Collected data
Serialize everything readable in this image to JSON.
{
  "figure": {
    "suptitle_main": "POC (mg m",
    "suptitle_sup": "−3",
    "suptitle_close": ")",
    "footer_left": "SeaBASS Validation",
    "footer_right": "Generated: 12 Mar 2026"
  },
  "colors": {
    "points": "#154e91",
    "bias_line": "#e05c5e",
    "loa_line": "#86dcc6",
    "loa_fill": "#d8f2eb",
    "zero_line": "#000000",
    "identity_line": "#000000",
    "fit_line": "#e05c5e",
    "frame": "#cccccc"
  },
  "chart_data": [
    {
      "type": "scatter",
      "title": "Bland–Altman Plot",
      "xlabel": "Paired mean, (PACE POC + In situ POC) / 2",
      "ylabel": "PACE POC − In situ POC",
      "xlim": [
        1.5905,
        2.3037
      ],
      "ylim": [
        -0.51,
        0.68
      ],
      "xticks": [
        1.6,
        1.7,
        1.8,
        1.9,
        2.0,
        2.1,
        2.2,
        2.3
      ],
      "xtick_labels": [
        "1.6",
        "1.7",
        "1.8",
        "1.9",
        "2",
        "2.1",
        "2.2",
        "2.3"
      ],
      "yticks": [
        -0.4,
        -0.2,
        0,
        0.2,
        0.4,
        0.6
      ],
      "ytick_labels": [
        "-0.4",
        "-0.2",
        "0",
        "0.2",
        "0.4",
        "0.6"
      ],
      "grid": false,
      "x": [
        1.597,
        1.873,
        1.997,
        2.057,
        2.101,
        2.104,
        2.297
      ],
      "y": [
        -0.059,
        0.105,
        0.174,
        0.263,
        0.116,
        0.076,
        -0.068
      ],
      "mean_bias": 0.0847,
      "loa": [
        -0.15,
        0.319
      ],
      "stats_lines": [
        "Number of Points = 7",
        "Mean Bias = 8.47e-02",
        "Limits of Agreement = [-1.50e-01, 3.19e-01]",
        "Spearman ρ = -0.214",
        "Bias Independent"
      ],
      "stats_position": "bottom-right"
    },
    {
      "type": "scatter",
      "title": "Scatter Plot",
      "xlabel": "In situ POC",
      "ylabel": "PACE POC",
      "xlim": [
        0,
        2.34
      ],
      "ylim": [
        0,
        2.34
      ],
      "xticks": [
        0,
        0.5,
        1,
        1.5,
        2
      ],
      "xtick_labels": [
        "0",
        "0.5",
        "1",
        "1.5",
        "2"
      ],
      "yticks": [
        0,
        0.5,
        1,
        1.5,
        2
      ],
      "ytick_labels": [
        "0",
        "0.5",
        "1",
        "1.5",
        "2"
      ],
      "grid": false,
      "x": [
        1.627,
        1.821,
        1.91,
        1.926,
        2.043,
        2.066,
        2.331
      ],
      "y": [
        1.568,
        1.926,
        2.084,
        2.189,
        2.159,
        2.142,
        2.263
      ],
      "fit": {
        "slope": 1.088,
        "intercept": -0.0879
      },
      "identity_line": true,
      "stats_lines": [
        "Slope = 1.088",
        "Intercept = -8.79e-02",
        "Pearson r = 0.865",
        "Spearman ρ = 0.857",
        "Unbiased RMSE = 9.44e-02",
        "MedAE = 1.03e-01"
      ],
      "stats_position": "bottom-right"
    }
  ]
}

*TASK TO CARRY OUT*
Copy each line from the records above that includes the string "Plot".

*THE OUTPUT*
      "title": "Bland–Altman Plot",
      "title": "Scatter Plot",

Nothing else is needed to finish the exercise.